What is being asked = Repeat the full listing, word for word.

Data entries for graphics =
━━━━━━━━━━━━━━━━
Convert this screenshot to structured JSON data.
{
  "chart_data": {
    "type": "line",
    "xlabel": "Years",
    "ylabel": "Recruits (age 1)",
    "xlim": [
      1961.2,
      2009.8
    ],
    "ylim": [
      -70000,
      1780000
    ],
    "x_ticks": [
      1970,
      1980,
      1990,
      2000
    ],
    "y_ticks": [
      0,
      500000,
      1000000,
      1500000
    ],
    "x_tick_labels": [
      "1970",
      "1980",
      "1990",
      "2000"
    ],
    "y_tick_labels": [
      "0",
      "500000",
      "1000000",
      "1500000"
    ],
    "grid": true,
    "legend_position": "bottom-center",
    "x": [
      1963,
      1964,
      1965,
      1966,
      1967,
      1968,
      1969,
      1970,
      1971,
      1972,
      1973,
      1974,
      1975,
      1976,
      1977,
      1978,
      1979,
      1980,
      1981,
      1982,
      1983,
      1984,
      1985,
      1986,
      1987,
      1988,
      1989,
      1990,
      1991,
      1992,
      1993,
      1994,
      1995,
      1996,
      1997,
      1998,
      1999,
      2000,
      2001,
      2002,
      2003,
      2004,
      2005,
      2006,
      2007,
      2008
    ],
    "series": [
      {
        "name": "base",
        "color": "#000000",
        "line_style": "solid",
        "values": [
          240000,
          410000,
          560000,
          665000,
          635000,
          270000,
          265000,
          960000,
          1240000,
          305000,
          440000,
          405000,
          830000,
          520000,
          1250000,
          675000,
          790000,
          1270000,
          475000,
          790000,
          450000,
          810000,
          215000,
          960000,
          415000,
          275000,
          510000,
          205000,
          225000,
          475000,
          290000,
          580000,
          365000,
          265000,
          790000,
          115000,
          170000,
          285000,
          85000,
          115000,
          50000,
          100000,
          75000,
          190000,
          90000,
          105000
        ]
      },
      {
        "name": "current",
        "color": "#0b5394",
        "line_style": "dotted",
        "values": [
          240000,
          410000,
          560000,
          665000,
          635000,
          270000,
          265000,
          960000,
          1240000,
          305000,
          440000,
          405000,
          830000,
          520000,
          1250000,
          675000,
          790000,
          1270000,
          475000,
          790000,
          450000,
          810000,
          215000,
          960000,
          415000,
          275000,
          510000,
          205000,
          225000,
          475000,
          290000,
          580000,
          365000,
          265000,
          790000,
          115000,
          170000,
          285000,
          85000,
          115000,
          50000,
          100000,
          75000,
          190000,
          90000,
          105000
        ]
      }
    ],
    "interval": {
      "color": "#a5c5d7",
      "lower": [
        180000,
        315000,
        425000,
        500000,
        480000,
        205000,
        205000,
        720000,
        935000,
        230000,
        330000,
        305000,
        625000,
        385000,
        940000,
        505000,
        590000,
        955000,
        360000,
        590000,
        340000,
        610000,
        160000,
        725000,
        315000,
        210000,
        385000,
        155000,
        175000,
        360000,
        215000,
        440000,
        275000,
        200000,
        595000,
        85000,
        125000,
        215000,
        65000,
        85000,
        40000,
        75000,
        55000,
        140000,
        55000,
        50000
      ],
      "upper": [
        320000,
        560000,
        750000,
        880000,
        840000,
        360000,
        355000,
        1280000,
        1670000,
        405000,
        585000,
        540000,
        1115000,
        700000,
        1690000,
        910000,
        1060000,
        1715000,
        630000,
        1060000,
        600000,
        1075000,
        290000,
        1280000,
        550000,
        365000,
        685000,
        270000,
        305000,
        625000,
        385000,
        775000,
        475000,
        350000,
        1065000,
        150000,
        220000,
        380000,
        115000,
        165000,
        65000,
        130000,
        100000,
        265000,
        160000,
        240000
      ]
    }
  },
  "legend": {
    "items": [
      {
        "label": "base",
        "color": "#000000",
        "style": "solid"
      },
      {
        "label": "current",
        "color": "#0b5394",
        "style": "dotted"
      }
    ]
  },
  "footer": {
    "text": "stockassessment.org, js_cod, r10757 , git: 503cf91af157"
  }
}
━━━━━━━━━━━━━━━━
Answer to this task =
Convert this screenshot to structured JSON data.
{
  "chart_data": {
    "type": "line",
    "xlabel": "Years",
    "ylabel": "Recruits (age 1)",
    "xlim": [
      1961.2,
      2009.8
    ],
    "ylim": [
      -70000,
      1780000
    ],
    "x_ticks": [
      1970,
      1980,
      1990,
      2000
    ],
    "y_ticks": [
      0,
      500000,
      1000000,
      1500000
    ],
    "x_tick_labels": [
      "1970",
      "1980",
      "1990",
      "2000"
    ],
    "y_tick_labels": [
      "0",
      "500000",
      "1000000",
      "1500000"
    ],
    "grid": true,
    "legend_position": "bottom-center",
    "x": [
      1963,
      1964,
      1965,
      1966,
      1967,
      1968,
      1969,
      1970,
      1971,
      1972,
      1973,
      1974,
      1975,
      1976,
      1977,
      1978,
      1979,
      1980,
      1981,
      1982,
      1983,
      1984,
      1985,
      1986,
      1987,
      1988,
      1989,
      1990,
      1991,
      1992,
      1993,
      1994,
      1995,
      1996,
      1997,
      1998,
      1999,
      2000,
      2001,
      2002,
      2003,
      2004,
      2005,
      2006,
      2007,
      2008
    ],
    "series": [
      {
        "name": "base",
        "color": "#000000",
        "line_style": "solid",
        "values": [
          240000,
          410000,
          560000,
          665000,
          635000,
          270000,
          265000,
          960000,
          1240000,
          305000,
          440000,
          405000,
          830000,
          520000,
          1250000,
          675000,
          790000,
          1270000,
          475000,
          790000,
          450000,
          810000,
          215000,
          960000,
          415000,
          275000,
          510000,
          205000,
          225000,
          475000,
          290000,
          580000,
          365000,
          265000,
          790000,
          115000,
          170000,
          285000,
          85000,
          115000,
          50000,
          100000,
          75000,
          190000,
          90000,
          105000
        ]
      },
      {
        "name": "current",
        "color": "#0b5394",
        "line_style": "dotted",
        "values": [
          240000,
          410000,
          560000,
          665000,
          635000,
          270000,
          265000,
          960000,
          1240000,
          305000,
          440000,
          405000,
          830000,
          520000,
          1250000,
          675000,
          790000,
          1270000,
          475000,
          790000,
          450000,
          810000,
          215000,
          960000,
          415000,
          275000,
          510000,
          205000,
          225000,
          475000,
          290000,
          580000,
          365000,
          265000,
          790000,
          115000,
          170000,
          285000,
          85000,
          115000,
          50000,
          100000,
          75000,
          190000,
          90000,
          105000
        ]
      }
    ],
    "interval": {
      "color": "#a5c5d7",
      "lower": [
        180000,
        315000,
        425000,
        500000,
        480000,
        205000,
        205000,
        720000,
        935000,
        230000,
        330000,
        305000,
        625000,
        385000,
        940000,
        505000,
        590000,
        955000,
        360000,
        590000,
        340000,
        610000,
        160000,
        725000,
        315000,
        210000,
        385000,
        155000,
        175000,
        360000,
        215000,
        440000,
        275000,
        200000,
        595000,
        85000,
        125000,
        215000,
        65000,
        85000,
        40000,
        75000,
        55000,
        140000,
        55000,
        50000
      ],
      "upper": [
        320000,
        560000,
        750000,
        880000,
        840000,
        360000,
        355000,
        1280000,
        1670000,
        405000,
        585000,
        540000,
        1115000,
        700000,
        1690000,
        910000,
        1060000,
        1715000,
        630000,
        1060000,
        600000,
        1075000,
        290000,
        1280000,
        550000,
        365000,
        685000,
        270000,
        305000,
        625000,
        385000,
        775000,
        475000,
        350000,
        1065000,
        150000,
        220000,
        380000,
        115000,
        165000,
        65000,
        130000,
        100000,
        265000,
        160000,
        240000
      ]
    }
  },
  "legend": {
    "items": [
      {
        "label": "base",
        "color": "#000000",
        "style": "solid"
      },
      {
        "label": "current",
        "color": "#0b5394",
        "style": "dotted"
      }
    ]
  },
  "footer": {
    "text": "stockassessment.org, js_cod, r10757 , git: 503cf91af157"
  }
}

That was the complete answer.